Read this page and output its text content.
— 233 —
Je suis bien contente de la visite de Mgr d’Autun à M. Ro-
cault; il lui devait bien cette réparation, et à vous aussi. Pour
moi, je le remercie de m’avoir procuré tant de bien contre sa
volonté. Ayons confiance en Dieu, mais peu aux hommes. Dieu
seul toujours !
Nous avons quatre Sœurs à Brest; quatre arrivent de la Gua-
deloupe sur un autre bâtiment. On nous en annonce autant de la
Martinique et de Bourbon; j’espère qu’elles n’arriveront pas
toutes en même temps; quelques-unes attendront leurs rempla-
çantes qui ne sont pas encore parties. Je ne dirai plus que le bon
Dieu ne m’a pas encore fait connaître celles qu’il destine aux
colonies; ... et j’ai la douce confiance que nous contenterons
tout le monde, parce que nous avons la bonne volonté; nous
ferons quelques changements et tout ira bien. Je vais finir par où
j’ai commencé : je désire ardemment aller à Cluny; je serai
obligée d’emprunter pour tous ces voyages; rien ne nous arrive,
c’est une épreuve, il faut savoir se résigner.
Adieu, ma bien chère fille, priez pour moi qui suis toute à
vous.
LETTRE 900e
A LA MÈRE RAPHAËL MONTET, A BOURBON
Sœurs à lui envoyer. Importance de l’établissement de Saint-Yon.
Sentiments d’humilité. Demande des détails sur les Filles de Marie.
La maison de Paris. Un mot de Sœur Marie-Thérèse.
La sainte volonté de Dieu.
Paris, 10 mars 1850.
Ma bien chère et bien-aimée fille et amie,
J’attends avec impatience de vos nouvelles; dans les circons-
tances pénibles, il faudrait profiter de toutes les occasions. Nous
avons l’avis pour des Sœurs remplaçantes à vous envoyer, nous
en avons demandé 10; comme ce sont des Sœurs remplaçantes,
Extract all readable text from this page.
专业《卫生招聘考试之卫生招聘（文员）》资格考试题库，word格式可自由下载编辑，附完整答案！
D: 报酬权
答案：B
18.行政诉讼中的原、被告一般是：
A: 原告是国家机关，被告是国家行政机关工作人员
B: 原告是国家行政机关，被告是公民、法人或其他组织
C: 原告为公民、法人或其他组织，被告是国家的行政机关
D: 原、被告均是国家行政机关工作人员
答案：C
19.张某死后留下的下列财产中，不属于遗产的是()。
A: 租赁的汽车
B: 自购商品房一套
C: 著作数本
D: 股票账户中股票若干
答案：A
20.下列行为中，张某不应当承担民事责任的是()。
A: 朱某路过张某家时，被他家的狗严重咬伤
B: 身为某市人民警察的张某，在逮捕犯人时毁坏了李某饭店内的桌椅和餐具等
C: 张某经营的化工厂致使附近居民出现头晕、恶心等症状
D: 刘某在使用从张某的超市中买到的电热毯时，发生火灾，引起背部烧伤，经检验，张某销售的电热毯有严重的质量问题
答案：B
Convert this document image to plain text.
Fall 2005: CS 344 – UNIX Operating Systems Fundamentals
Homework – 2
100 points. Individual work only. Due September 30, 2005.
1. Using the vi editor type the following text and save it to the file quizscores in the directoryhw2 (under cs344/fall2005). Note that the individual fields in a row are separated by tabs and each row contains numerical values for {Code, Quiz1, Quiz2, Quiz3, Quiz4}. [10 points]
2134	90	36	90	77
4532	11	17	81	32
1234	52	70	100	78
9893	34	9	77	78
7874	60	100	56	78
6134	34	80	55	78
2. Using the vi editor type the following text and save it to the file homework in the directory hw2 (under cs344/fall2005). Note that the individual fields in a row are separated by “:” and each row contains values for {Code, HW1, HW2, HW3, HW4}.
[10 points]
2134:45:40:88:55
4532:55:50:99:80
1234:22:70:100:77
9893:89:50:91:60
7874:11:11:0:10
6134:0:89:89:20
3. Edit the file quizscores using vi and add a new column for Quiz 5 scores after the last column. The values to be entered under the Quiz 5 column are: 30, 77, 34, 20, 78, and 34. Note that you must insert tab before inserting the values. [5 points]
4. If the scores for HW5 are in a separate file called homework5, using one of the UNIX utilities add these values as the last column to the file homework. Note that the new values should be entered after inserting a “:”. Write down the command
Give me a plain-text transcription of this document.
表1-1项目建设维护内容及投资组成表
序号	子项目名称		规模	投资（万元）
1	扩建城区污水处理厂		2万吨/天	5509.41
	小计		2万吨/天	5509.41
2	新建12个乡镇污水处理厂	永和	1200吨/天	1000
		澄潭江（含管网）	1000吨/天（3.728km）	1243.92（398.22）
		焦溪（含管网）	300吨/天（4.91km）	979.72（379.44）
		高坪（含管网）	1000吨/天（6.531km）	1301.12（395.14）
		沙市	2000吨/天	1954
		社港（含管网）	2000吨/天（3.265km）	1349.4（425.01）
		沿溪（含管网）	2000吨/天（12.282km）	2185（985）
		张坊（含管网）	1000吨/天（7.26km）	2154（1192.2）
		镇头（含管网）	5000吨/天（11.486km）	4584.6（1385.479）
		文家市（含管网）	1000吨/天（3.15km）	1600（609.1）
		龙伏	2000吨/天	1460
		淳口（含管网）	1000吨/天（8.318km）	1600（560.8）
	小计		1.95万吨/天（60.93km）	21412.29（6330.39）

-*-

*DIRECTION*
Without omitting anything, output the entries exactly.

*REPLY TO THE EXERCISE*
Read this page and output its text content.
— 233 —
Je suis bien contente de la visite de Mgr d’Autun à M. Ro-
cault; il lui devait bien cette réparation, et à vous aussi. Pour
moi, je le remercie de m’avoir procuré tant de bien contre sa
volonté. Ayons confiance en Dieu, mais peu aux hommes. Dieu
seul toujours !
Nous avons quatre Sœurs à Brest; quatre arrivent de la Gua-
deloupe sur un autre bâtiment. On nous en annonce autant de la
Martinique et de Bourbon; j’espère qu’elles n’arriveront pas
toutes en même temps; quelques-unes attendront leurs rempla-
çantes qui ne sont pas encore parties. Je ne dirai plus que le bon
Dieu ne m’a pas encore fait connaître celles qu’il destine aux
colonies; ... et j’ai la douce confiance que nous contenterons
tout le monde, parce que nous avons la bonne volonté; nous
ferons quelques changements et tout ira bien. Je vais finir par où
j’ai commencé : je désire ardemment aller à Cluny; je serai
obligée d’emprunter pour tous ces voyages; rien ne nous arrive,
c’est une épreuve, il faut savoir se résigner.
Adieu, ma bien chère fille, priez pour moi qui suis toute à
vous.
LETTRE 900e
A LA MÈRE RAPHAËL MONTET, A BOURBON
Sœurs à lui envoyer. Importance de l’établissement de Saint-Yon.
Sentiments d’humilité. Demande des détails sur les Filles de Marie.
La maison de Paris. Un mot de Sœur Marie-Thérèse.
La sainte volonté de Dieu.
Paris, 10 mars 1850.
Ma bien chère et bien-aimée fille et amie,
J’attends avec impatience de vos nouvelles; dans les circons-
tances pénibles, il faudrait profiter de toutes les occasions. Nous
avons l’avis pour des Sœurs remplaçantes à vous envoyer, nous
en avons demandé 10; comme ce sont des Sœurs remplaçantes,
Extract all readable text from this page.
专业《卫生招聘考试之卫生招聘（文员）》资格考试题库，word格式可自由下载编辑，附完整答案！
D: 报酬权
答案：B
18.行政诉讼中的原、被告一般是：
A: 原告是国家机关，被告是国家行政机关工作人员
B: 原告是国家行政机关，被告是公民、法人或其他组织
C: 原告为公民、法人或其他组织，被告是国家的行政机关
D: 原、被告均是国家行政机关工作人员
答案：C
19.张某死后留下的下列财产中，不属于遗产的是()。
A: 租赁的汽车
B: 自购商品房一套
C: 著作数本
D: 股票账户中股票若干
答案：A
20.下列行为中，张某不应当承担民事责任的是()。
A: 朱某路过张某家时，被他家的狗严重咬伤
B: 身为某市人民警察的张某，在逮捕犯人时毁坏了李某饭店内的桌椅和餐具等
C: 张某经营的化工厂致使附近居民出现头晕、恶心等症状
D: 刘某在使用从张某的超市中买到的电热毯时，发生火灾，引起背部烧伤，经检验，张某销售的电热毯有严重的质量问题
答案：B
Convert this document image to plain text.
Fall 2005: CS 344 – UNIX Operating Systems Fundamentals
Homework – 2
100 points. Individual work only. Due September 30, 2005.
1. Using the vi editor type the following text and save it to the file quizscores in the directoryhw2 (under cs344/fall2005). Note that the individual fields in a row are separated by tabs and each row contains numerical values for {Code, Quiz1, Quiz2, Quiz3, Quiz4}. [10 points]
2134	90	36	90	77
4532	11	17	81	32
1234	52	70	100	78
9893	34	9	77	78
7874	60	100	56	78
6134	34	80	55	78
2. Using the vi editor type the following text and save it to the file homework in the directory hw2 (under cs344/fall2005). Note that the individual fields in a row are separated by “:” and each row contains values for {Code, HW1, HW2, HW3, HW4}.
[10 points]
2134:45:40:88:55
4532:55:50:99:80
1234:22:70:100:77
9893:89:50:91:60
7874:11:11:0:10
6134:0:89:89:20
3. Edit the file quizscores using vi and add a new column for Quiz 5 scores after the last column. The values to be entered under the Quiz 5 column are: 30, 77, 34, 20, 78, and 34. Note that you must insert tab before inserting the values. [5 points]
4. If the scores for HW5 are in a separate file called homework5, using one of the UNIX utilities add these values as the last column to the file homework. Note that the new values should be entered after inserting a “:”. Write down the command
Give me a plain-text transcription of this document.
表1-1项目建设维护内容及投资组成表
序号	子项目名称		规模	投资（万元）
1	扩建城区污水处理厂		2万吨/天	5509.41
	小计		2万吨/天	5509.41
2	新建12个乡镇污水处理厂	永和	1200吨/天	1000
		澄潭江（含管网）	1000吨/天（3.728km）	1243.92（398.22）
		焦溪（含管网）	300吨/天（4.91km）	979.72（379.44）
		高坪（含管网）	1000吨/天（6.531km）	1301.12（395.14）
		沙市	2000吨/天	1954
		社港（含管网）	2000吨/天（3.265km）	1349.4（425.01）
		沿溪（含管网）	2000吨/天（12.282km）	2185（985）
		张坊（含管网）	1000吨/天（7.26km）	2154（1192.2）
		镇头（含管网）	5000吨/天（11.486km）	4584.6（1385.479）
		文家市（含管网）	1000吨/天（3.15km）	1600（609.1）
		龙伏	2000吨/天	1460
		淳口（含管网）	1000吨/天（8.318km）	1600（560.8）
	小计		1.95万吨/天（60.93km）	21412.29（6330.39）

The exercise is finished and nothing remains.